### Records
** START **

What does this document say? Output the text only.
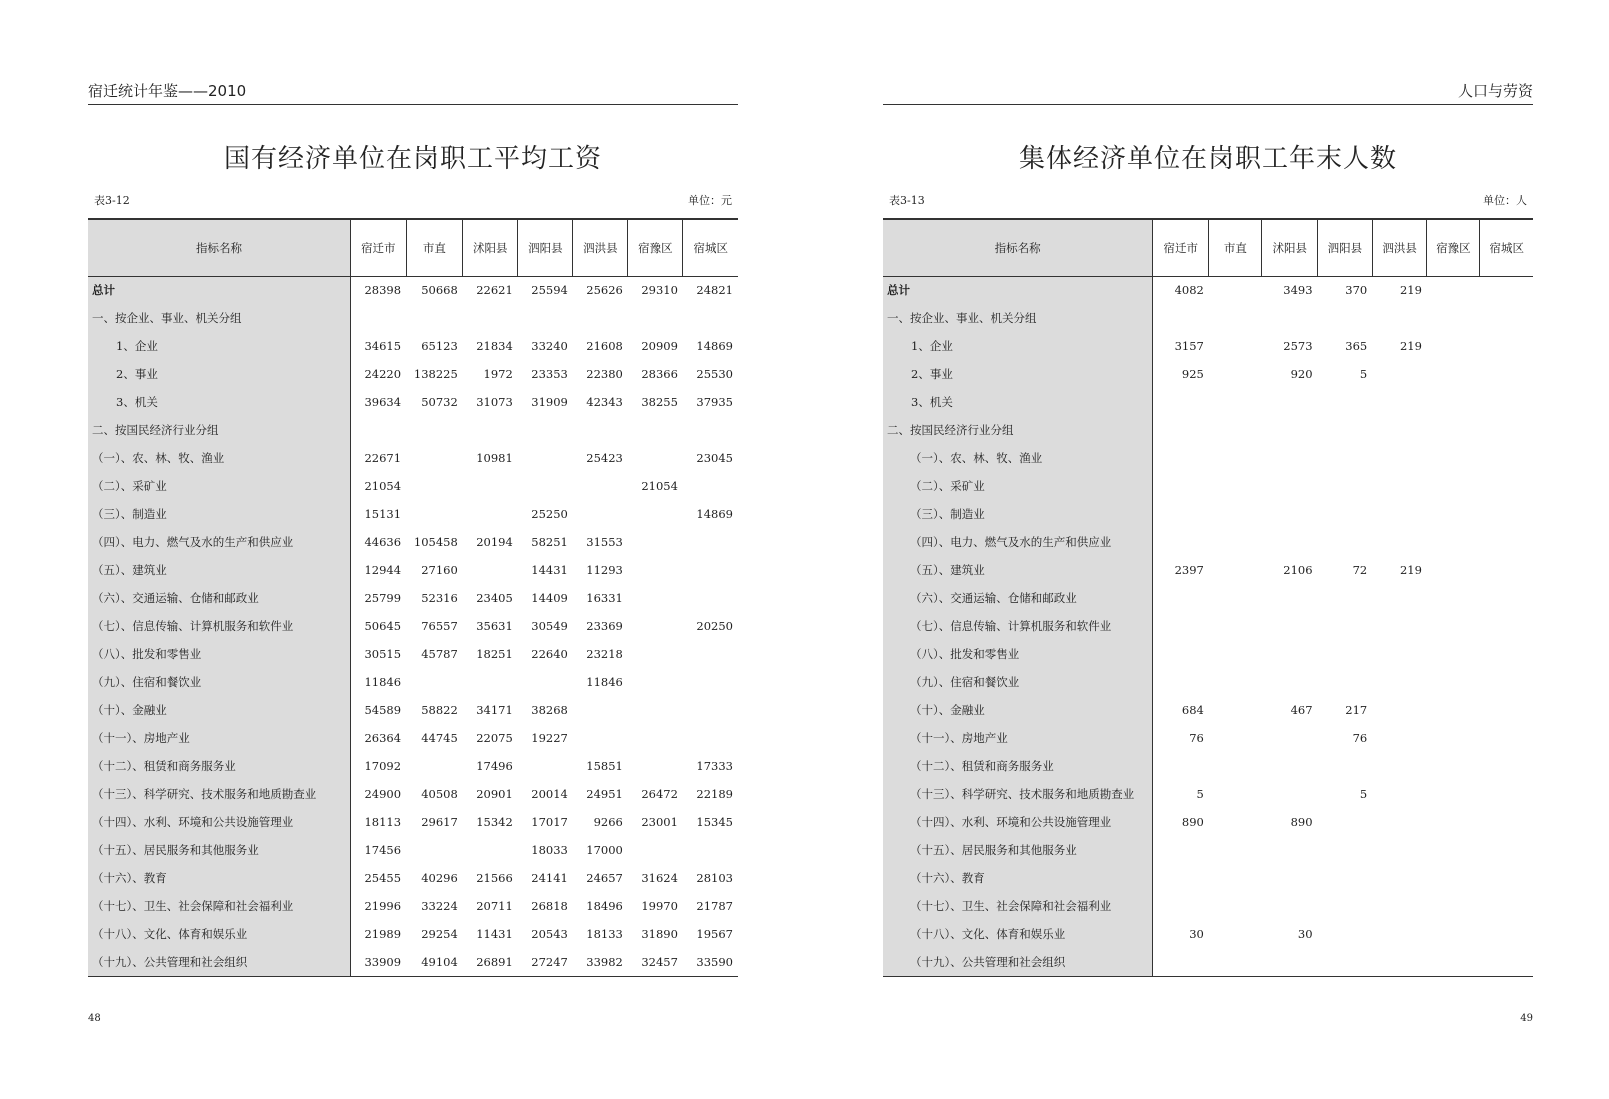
宿迁统计年鉴——2010
国有经济单位在岗职工平均工资
表3-12	单位：元
指标名称	宿迁市	市直	沭阳县	泗阳县	泗洪县	宿豫区	宿城区
总计	28398	50668	22621	25594	25626	29310	24821
一、按企业、事业、机关分组							
1、企业	34615	65123	21834	33240	21608	20909	14869
2、事业	24220	138225	1972	23353	22380	28366	25530
3、机关	39634	50732	31073	31909	42343	38255	37935
二、按国民经济行业分组							
（一）、农、林、牧、渔业	22671		10981		25423		23045
（二）、采矿业	21054					21054	
（三）、制造业	15131			25250			14869
（四）、电力、燃气及水的生产和供应业	44636	105458	20194	58251	31553		
（五）、建筑业	12944	27160		14431	11293		
（六）、交通运输、仓储和邮政业	25799	52316	23405	14409	16331		
（七）、信息传输、计算机服务和软件业	50645	76557	35631	30549	23369		20250
（八）、批发和零售业	30515	45787	18251	22640	23218		
（九）、住宿和餐饮业	11846				11846		
（十）、金融业	54589	58822	34171	38268			
（十一）、房地产业	26364	44745	22075	19227			
（十二）、租赁和商务服务业	17092		17496		15851		17333
（十三）、科学研究、技术服务和地质勘查业	24900	40508	20901	20014	24951	26472	22189
（十四）、水利、环境和公共设施管理业	18113	29617	15342	17017	9266	23001	15345
（十五）、居民服务和其他服务业	17456			18033	17000		
（十六）、教育	25455	40296	21566	24141	24657	31624	28103
（十七）、卫生、社会保障和社会福利业	21996	33224	20711	26818	18496	19970	21787
（十八）、文化、体育和娱乐业	21989	29254	11431	20543	18133	31890	19567
（十九）、公共管理和社会组织	33909	49104	26891	27247	33982	32457	33590
48
人口与劳资
集体经济单位在岗职工年末人数
表3-13	单位：人
指标名称	宿迁市	市直	沭阳县	泗阳县	泗洪县	宿豫区	宿城区
总计	4082		3493	370	219		
一、按企业、事业、机关分组							
1、企业	3157		2573	365	219		
2、事业	925		920	5			
3、机关							
二、按国民经济行业分组							
（一）、农、林、牧、渔业							
（二）、采矿业							
（三）、制造业							
（四）、电力、燃气及水的生产和供应业							
（五）、建筑业	2397		2106	72	219		
（六）、交通运输、仓储和邮政业							
（七）、信息传输、计算机服务和软件业							
（八）、批发和零售业							
（九）、住宿和餐饮业							
（十）、金融业	684		467	217			
（十一）、房地产业	76			76			
（十二）、租赁和商务服务业							
（十三）、科学研究、技术服务和地质勘查业	5			5			
（十四）、水利、环境和公共设施管理业	890		890				
（十五）、居民服务和其他服务业							
（十六）、教育							
（十七）、卫生、社会保障和社会福利业							
（十八）、文化、体育和娱乐业	30		30				
（十九）、公共管理和社会组织							
49
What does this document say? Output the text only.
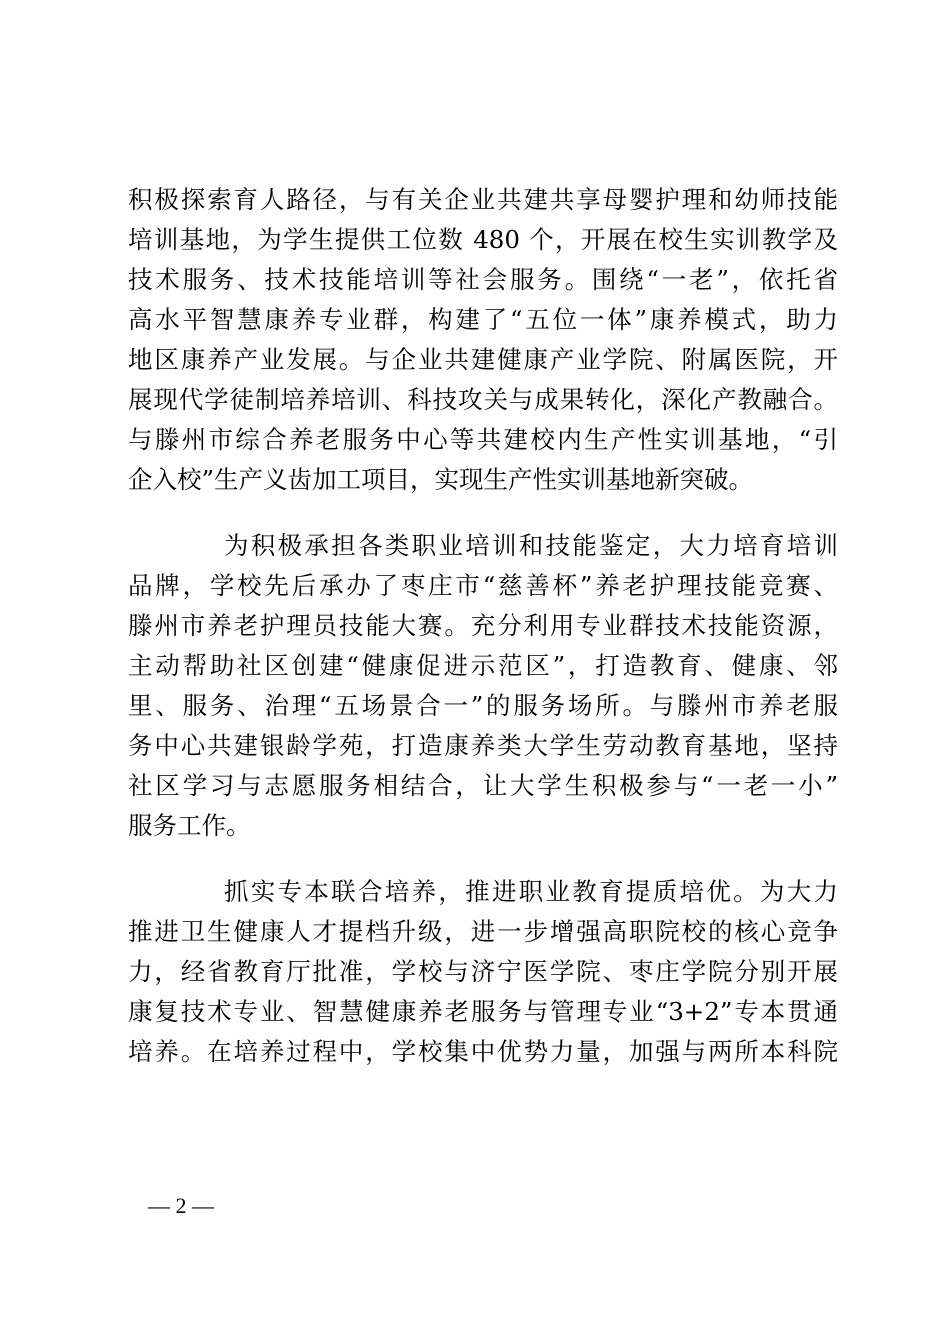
积极探索育人路径，与有关企业共建共享母婴护理和幼师技能
培训基地，为学生提供工位数 480 个，开展在校生实训教学及
技术服务、技术技能培训等社会服务。围绕“一老”，依托省
高水平智慧康养专业群，构建了“五位一体”康养模式，助力
地区康养产业发展。与企业共建健康产业学院、附属医院，开
展现代学徒制培养培训、科技攻关与成果转化，深化产教融合。
与滕州市综合养老服务中心等共建校内生产性实训基地，“引
企入校”生产义齿加工项目，实现生产性实训基地新突破。
为积极承担各类职业培训和技能鉴定，大力培育培训
品牌，学校先后承办了枣庄市“慈善杯”养老护理技能竞赛、
滕州市养老护理员技能大赛。充分利用专业群技术技能资源，
主动帮助社区创建“健康促进示范区”，打造教育、健康、邻
里、服务、治理“五场景合一”的服务场所。与滕州市养老服
务中心共建银龄学苑，打造康养类大学生劳动教育基地，坚持
社区学习与志愿服务相结合，让大学生积极参与“一老一小”
服务工作。
抓实专本联合培养，推进职业教育提质培优。为大力
推进卫生健康人才提档升级，进一步增强高职院校的核心竞争
力，经省教育厅批准，学校与济宁医学院、枣庄学院分别开展
康复技术专业、智慧健康养老服务与管理专业“3+2”专本贯通
培养。在培养过程中，学校集中优势力量，加强与两所本科院
— 2 —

** END **

### Objective
Skip every picture and transcribe the data above exactly.

### Response
What does this document say? Output the text only.
宿迁统计年鉴——2010
国有经济单位在岗职工平均工资
表3-12	单位：元
指标名称	宿迁市	市直	沭阳县	泗阳县	泗洪县	宿豫区	宿城区
总计	28398	50668	22621	25594	25626	29310	24821
一、按企业、事业、机关分组							
1、企业	34615	65123	21834	33240	21608	20909	14869
2、事业	24220	138225	1972	23353	22380	28366	25530
3、机关	39634	50732	31073	31909	42343	38255	37935
二、按国民经济行业分组							
（一）、农、林、牧、渔业	22671		10981		25423		23045
（二）、采矿业	21054					21054	
（三）、制造业	15131			25250			14869
（四）、电力、燃气及水的生产和供应业	44636	105458	20194	58251	31553		
（五）、建筑业	12944	27160		14431	11293		
（六）、交通运输、仓储和邮政业	25799	52316	23405	14409	16331		
（七）、信息传输、计算机服务和软件业	50645	76557	35631	30549	23369		20250
（八）、批发和零售业	30515	45787	18251	22640	23218		
（九）、住宿和餐饮业	11846				11846		
（十）、金融业	54589	58822	34171	38268			
（十一）、房地产业	26364	44745	22075	19227			
（十二）、租赁和商务服务业	17092		17496		15851		17333
（十三）、科学研究、技术服务和地质勘查业	24900	40508	20901	20014	24951	26472	22189
（十四）、水利、环境和公共设施管理业	18113	29617	15342	17017	9266	23001	15345
（十五）、居民服务和其他服务业	17456			18033	17000		
（十六）、教育	25455	40296	21566	24141	24657	31624	28103
（十七）、卫生、社会保障和社会福利业	21996	33224	20711	26818	18496	19970	21787
（十八）、文化、体育和娱乐业	21989	29254	11431	20543	18133	31890	19567
（十九）、公共管理和社会组织	33909	49104	26891	27247	33982	32457	33590
48
人口与劳资
集体经济单位在岗职工年末人数
表3-13	单位：人
指标名称	宿迁市	市直	沭阳县	泗阳县	泗洪县	宿豫区	宿城区
总计	4082		3493	370	219		
一、按企业、事业、机关分组							
1、企业	3157		2573	365	219		
2、事业	925		920	5			
3、机关							
二、按国民经济行业分组							
（一）、农、林、牧、渔业							
（二）、采矿业							
（三）、制造业							
（四）、电力、燃气及水的生产和供应业							
（五）、建筑业	2397		2106	72	219		
（六）、交通运输、仓储和邮政业							
（七）、信息传输、计算机服务和软件业							
（八）、批发和零售业							
（九）、住宿和餐饮业							
（十）、金融业	684		467	217			
（十一）、房地产业	76			76			
（十二）、租赁和商务服务业							
（十三）、科学研究、技术服务和地质勘查业	5			5			
（十四）、水利、环境和公共设施管理业	890		890				
（十五）、居民服务和其他服务业							
（十六）、教育							
（十七）、卫生、社会保障和社会福利业							
（十八）、文化、体育和娱乐业	30		30				
（十九）、公共管理和社会组织							
49
What does this document say? Output the text only.
积极探索育人路径，与有关企业共建共享母婴护理和幼师技能
培训基地，为学生提供工位数 480 个，开展在校生实训教学及
技术服务、技术技能培训等社会服务。围绕“一老”，依托省
高水平智慧康养专业群，构建了“五位一体”康养模式，助力
地区康养产业发展。与企业共建健康产业学院、附属医院，开
展现代学徒制培养培训、科技攻关与成果转化，深化产教融合。
与滕州市综合养老服务中心等共建校内生产性实训基地，“引
企入校”生产义齿加工项目，实现生产性实训基地新突破。
为积极承担各类职业培训和技能鉴定，大力培育培训
品牌，学校先后承办了枣庄市“慈善杯”养老护理技能竞赛、
滕州市养老护理员技能大赛。充分利用专业群技术技能资源，
主动帮助社区创建“健康促进示范区”，打造教育、健康、邻
里、服务、治理“五场景合一”的服务场所。与滕州市养老服
务中心共建银龄学苑，打造康养类大学生劳动教育基地，坚持
社区学习与志愿服务相结合，让大学生积极参与“一老一小”
服务工作。
抓实专本联合培养，推进职业教育提质培优。为大力
推进卫生健康人才提档升级，进一步增强高职院校的核心竞争
力，经省教育厅批准，学校与济宁医学院、枣庄学院分别开展
康复技术专业、智慧健康养老服务与管理专业“3+2”专本贯通
培养。在培养过程中，学校集中优势力量，加强与两所本科院
— 2 —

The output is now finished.